Element position data:
┌────────
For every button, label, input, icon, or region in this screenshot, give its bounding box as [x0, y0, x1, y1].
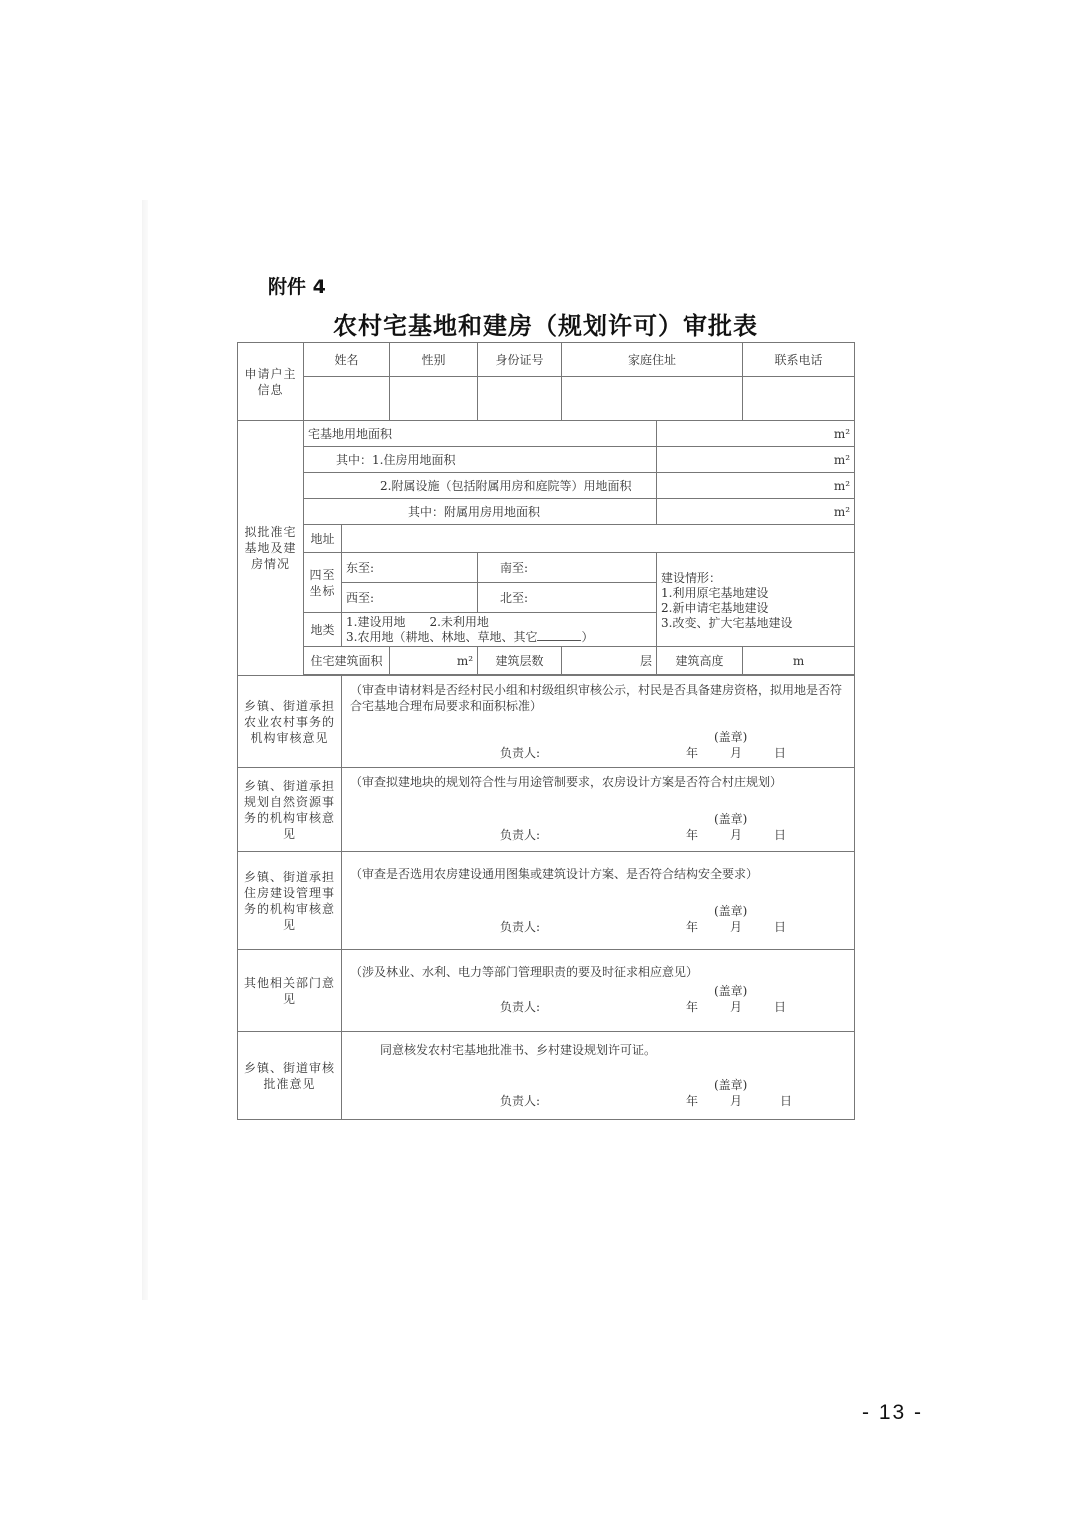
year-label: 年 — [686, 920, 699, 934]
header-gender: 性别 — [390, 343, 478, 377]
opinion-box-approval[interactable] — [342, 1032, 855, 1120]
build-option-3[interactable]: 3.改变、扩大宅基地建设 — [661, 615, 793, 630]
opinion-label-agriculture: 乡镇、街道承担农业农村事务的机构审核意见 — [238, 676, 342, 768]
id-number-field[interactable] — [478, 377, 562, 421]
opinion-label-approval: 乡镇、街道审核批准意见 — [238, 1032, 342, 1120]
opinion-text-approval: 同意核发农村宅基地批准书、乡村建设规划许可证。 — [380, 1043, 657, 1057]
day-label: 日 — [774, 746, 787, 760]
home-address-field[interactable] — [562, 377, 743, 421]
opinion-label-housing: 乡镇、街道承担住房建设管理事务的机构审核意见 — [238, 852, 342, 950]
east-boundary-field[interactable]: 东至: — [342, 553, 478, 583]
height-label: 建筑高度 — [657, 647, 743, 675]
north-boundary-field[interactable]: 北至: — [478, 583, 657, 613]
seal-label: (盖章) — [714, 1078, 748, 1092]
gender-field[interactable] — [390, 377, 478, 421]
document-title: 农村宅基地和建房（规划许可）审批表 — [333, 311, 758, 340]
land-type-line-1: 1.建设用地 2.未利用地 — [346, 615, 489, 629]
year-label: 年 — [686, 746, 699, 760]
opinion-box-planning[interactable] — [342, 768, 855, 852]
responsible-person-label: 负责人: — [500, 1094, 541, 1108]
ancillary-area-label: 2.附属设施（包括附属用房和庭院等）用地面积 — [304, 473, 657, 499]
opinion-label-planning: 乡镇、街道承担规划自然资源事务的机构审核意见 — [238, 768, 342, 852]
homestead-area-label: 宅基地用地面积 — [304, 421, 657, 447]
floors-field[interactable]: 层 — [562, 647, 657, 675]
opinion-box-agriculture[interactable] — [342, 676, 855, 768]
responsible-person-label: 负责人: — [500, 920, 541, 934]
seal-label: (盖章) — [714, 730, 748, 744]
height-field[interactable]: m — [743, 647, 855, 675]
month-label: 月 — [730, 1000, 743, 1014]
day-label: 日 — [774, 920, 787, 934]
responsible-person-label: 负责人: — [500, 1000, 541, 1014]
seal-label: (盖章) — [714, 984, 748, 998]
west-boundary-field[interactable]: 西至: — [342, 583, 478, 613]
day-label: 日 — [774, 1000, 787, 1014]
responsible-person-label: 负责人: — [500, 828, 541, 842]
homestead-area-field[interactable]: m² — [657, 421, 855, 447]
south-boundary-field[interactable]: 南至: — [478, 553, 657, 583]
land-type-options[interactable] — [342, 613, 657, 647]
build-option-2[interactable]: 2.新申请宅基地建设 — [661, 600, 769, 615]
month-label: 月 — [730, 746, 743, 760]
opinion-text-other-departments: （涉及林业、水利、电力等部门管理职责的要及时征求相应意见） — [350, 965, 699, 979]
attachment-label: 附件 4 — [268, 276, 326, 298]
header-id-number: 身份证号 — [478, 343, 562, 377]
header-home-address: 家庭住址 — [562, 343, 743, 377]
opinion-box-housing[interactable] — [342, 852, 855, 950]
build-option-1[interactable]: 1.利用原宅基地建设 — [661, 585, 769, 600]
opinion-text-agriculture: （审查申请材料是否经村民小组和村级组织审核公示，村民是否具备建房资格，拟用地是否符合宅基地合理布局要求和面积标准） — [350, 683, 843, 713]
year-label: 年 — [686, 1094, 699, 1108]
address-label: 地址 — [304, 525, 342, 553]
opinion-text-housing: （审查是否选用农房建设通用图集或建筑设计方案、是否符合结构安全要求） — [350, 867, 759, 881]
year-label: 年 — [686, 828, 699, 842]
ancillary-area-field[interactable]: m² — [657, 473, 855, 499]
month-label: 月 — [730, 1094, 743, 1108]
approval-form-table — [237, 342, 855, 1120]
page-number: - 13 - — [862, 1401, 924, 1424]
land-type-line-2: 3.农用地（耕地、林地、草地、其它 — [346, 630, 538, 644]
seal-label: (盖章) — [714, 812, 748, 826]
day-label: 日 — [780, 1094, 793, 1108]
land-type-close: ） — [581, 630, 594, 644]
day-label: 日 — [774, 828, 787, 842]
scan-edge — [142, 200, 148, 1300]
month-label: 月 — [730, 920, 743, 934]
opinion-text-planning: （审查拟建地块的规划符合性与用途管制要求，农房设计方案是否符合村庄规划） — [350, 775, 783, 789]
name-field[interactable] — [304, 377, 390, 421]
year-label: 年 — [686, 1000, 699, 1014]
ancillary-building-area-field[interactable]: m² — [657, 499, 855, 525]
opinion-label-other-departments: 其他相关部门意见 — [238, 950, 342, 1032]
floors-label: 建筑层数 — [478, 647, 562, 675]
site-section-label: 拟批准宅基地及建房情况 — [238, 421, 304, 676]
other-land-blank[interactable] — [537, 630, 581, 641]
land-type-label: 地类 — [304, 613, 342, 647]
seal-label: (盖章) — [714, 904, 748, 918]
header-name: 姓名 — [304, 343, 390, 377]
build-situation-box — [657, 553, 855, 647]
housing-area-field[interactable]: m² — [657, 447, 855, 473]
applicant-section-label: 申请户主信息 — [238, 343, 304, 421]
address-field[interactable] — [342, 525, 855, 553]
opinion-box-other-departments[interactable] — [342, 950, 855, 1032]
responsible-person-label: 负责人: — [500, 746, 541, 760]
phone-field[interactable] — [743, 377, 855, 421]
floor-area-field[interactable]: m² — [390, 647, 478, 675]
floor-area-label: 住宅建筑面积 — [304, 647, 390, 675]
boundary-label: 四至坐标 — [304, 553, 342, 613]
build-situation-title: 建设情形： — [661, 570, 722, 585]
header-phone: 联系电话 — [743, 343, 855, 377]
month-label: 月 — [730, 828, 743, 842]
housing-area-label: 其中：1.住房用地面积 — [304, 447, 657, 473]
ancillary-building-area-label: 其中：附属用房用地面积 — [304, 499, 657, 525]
└────────
* _Task details_
Copy the material from the line with "year-label: 年 — [686, 920, 699, 934]" to the line with "id-number-field[interactable] — [478, 377, 562, 421]", substituting "header-sex" for "header-gender" and leaving everything else the same.

* _Answer in full_
year-label: 年 — [686, 920, 699, 934]
header-sex: 性别 — [390, 343, 478, 377]
opinion-box-approval[interactable] — [342, 1032, 855, 1120]
build-option-3[interactable]: 3.改变、扩大宅基地建设 — [661, 615, 793, 630]
opinion-label-agriculture: 乡镇、街道承担农业农村事务的机构审核意见 — [238, 676, 342, 768]
id-number-field[interactable] — [478, 377, 562, 421]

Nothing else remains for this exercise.